Pull every line containing "AUGUST" out of the material below.

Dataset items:

★ ★ ★ ★ ★ ★ ★

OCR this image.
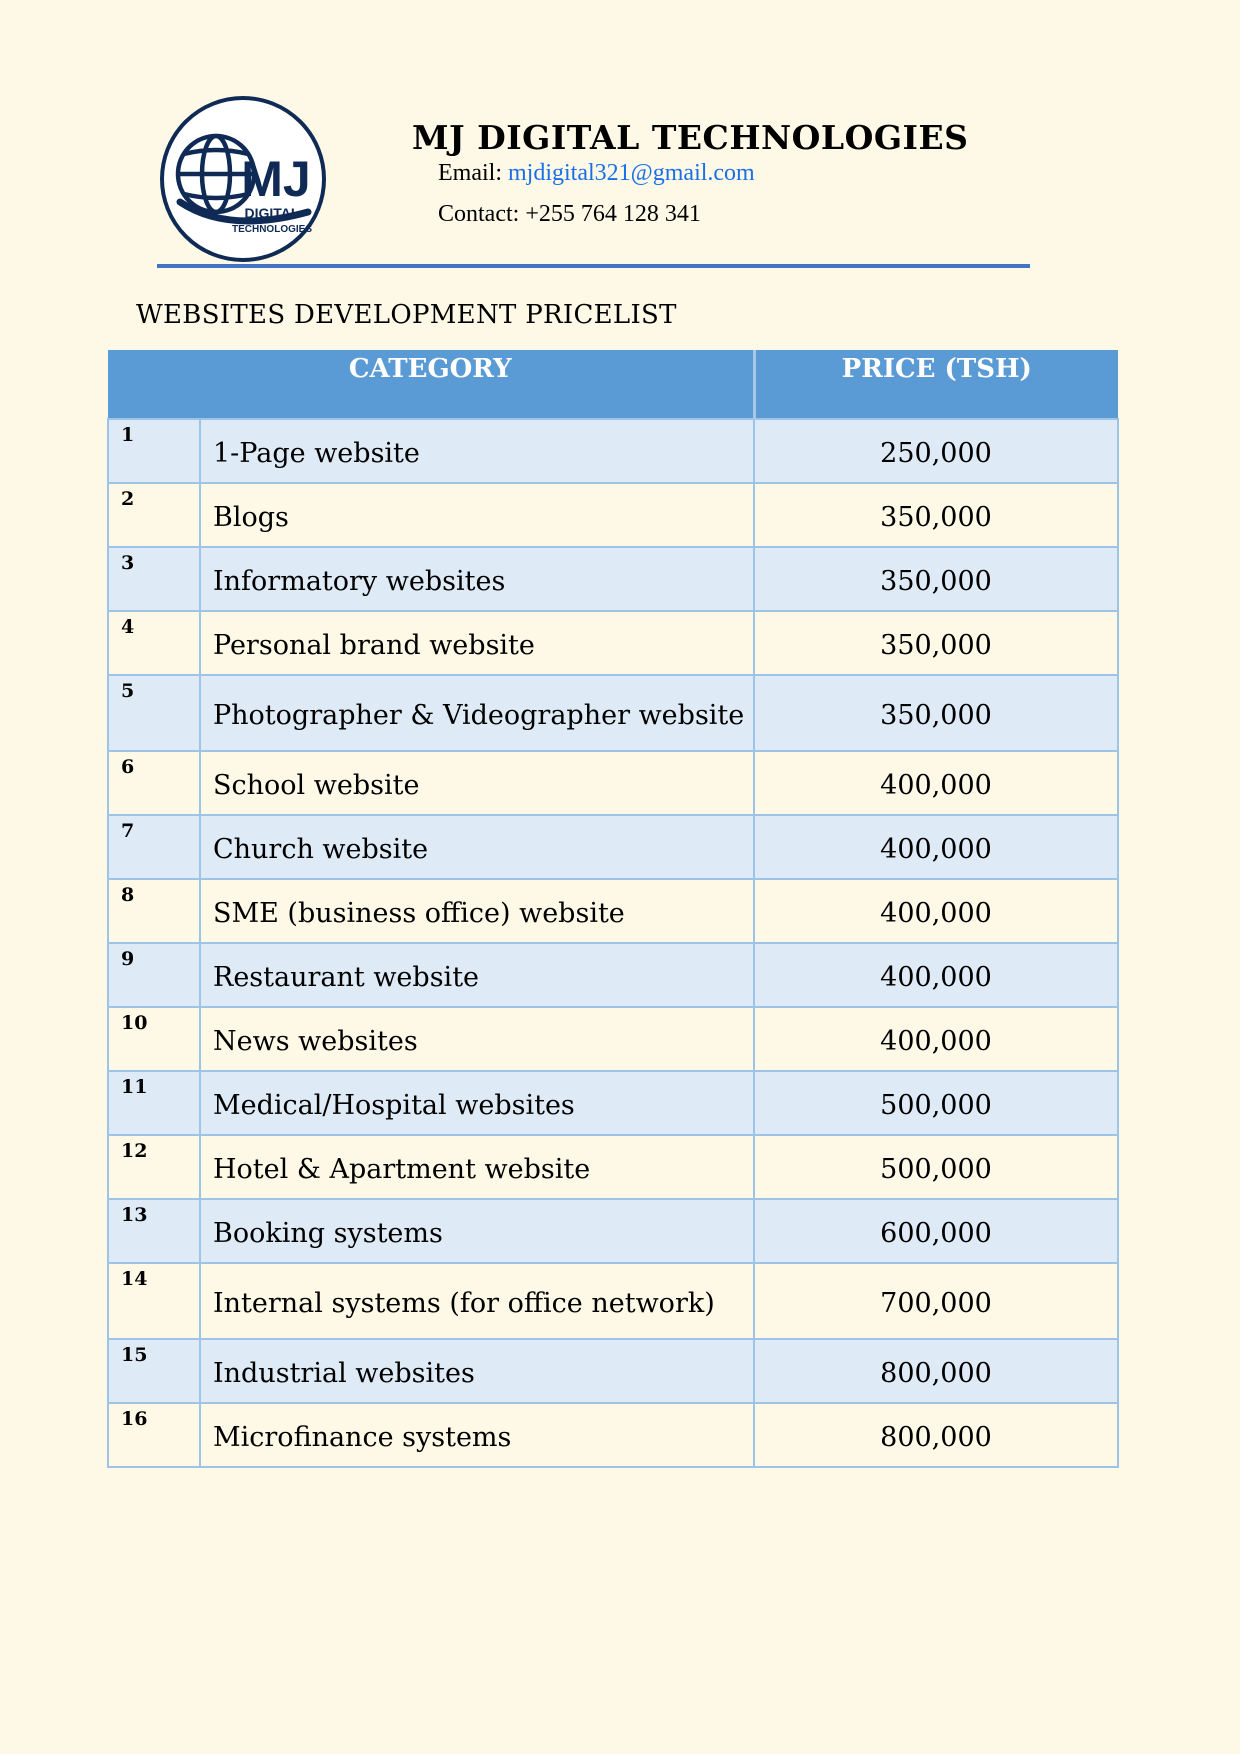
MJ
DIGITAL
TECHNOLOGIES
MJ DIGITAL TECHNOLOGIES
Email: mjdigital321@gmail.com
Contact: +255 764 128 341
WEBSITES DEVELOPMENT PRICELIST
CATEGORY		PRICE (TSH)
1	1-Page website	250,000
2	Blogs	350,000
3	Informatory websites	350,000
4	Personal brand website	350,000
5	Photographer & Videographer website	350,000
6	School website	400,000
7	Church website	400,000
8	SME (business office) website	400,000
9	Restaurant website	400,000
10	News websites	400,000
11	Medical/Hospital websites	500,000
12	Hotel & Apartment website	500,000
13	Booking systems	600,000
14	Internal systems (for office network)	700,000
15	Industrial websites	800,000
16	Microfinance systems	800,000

★ ★ ★ ★ ★ ★ ★

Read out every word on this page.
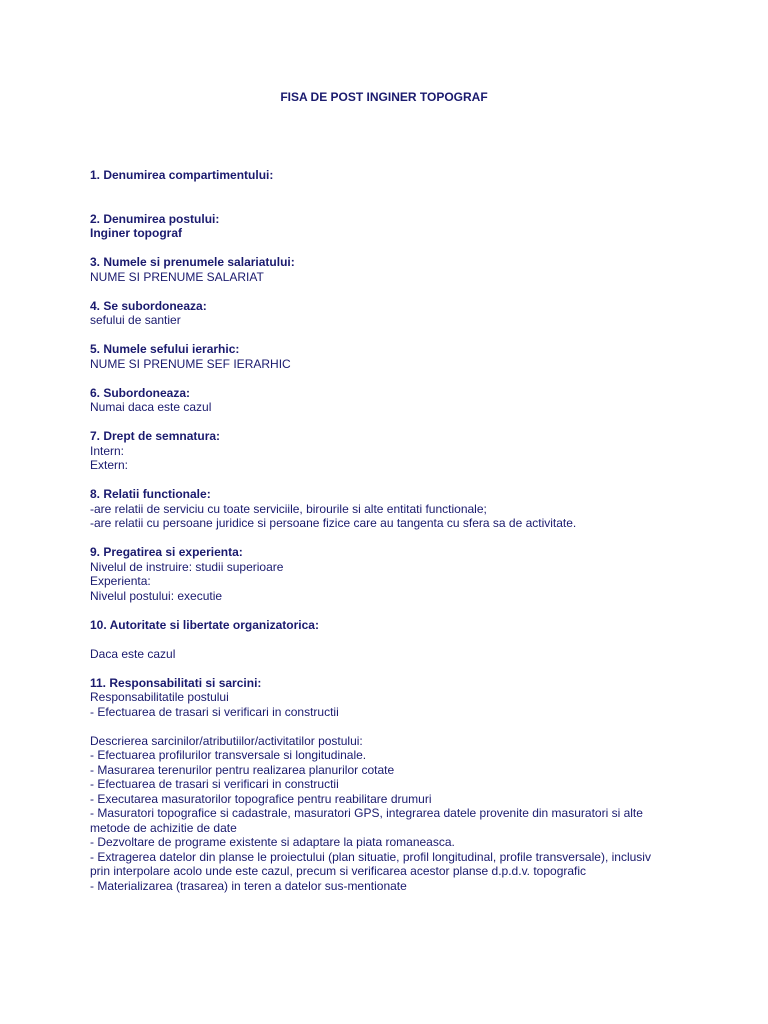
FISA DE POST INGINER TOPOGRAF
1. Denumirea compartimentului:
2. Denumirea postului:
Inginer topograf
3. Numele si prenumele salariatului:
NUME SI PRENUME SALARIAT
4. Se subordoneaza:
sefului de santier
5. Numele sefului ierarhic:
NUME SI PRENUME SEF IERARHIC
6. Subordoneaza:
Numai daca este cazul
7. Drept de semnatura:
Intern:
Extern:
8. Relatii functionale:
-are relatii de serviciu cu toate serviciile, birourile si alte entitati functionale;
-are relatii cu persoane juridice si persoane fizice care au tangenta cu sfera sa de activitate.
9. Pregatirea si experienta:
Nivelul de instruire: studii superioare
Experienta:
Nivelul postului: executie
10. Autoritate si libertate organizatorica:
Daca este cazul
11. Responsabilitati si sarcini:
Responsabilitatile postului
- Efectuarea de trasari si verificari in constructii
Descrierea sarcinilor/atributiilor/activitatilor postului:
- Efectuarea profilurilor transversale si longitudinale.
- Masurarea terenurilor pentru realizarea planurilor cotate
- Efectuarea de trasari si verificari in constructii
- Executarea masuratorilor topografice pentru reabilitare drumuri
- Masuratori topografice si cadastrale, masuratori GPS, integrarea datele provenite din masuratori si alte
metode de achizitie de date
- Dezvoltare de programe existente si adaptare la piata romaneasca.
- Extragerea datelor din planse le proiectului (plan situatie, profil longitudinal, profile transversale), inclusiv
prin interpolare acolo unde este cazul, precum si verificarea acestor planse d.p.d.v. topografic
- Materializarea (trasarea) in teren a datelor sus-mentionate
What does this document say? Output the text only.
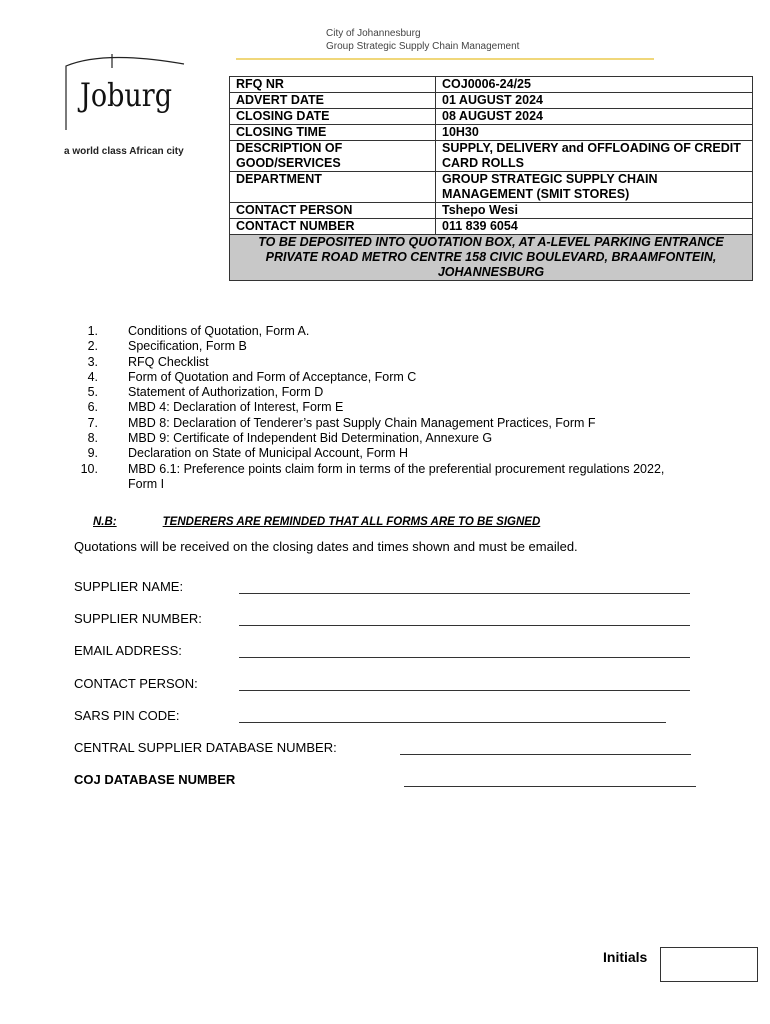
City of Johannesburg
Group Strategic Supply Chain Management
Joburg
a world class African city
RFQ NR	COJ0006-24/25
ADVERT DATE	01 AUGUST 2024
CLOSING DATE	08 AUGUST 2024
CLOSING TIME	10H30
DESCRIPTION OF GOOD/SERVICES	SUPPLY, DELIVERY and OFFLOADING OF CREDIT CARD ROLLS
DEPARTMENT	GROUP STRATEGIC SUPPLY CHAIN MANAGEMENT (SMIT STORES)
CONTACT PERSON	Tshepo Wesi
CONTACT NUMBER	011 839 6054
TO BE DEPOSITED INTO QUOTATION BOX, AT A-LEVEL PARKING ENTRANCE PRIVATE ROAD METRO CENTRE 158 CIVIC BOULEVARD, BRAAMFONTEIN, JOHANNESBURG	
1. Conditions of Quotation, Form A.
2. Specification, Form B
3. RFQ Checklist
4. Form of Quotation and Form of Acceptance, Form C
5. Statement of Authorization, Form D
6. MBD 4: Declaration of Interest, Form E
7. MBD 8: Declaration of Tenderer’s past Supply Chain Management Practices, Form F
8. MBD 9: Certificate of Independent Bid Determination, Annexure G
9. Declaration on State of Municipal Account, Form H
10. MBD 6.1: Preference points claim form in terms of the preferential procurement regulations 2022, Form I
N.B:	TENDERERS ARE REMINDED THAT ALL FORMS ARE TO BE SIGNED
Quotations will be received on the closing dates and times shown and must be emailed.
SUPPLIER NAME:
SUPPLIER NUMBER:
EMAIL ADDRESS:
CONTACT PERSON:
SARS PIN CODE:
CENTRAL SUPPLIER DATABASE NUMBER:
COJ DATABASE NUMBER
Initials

★ ★ ★ ★ ★ ★ ★

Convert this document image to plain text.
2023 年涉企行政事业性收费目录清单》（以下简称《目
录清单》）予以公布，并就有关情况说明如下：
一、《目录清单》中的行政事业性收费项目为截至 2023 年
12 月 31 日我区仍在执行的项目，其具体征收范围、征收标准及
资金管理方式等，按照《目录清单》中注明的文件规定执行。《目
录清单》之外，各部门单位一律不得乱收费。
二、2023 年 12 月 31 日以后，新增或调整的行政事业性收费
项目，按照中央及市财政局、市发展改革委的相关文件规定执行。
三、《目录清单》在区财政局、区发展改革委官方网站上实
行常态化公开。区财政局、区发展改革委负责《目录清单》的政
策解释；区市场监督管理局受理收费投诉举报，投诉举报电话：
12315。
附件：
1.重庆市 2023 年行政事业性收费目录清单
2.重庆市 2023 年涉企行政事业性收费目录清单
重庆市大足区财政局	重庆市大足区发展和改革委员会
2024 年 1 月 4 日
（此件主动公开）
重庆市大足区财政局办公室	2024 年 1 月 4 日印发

★ ★ ★ ★ ★ ★ ★

#### [RESPONSE TO THE TASK]
ADVERT DATE	01 AUGUST 2024
CLOSING DATE	08 AUGUST 2024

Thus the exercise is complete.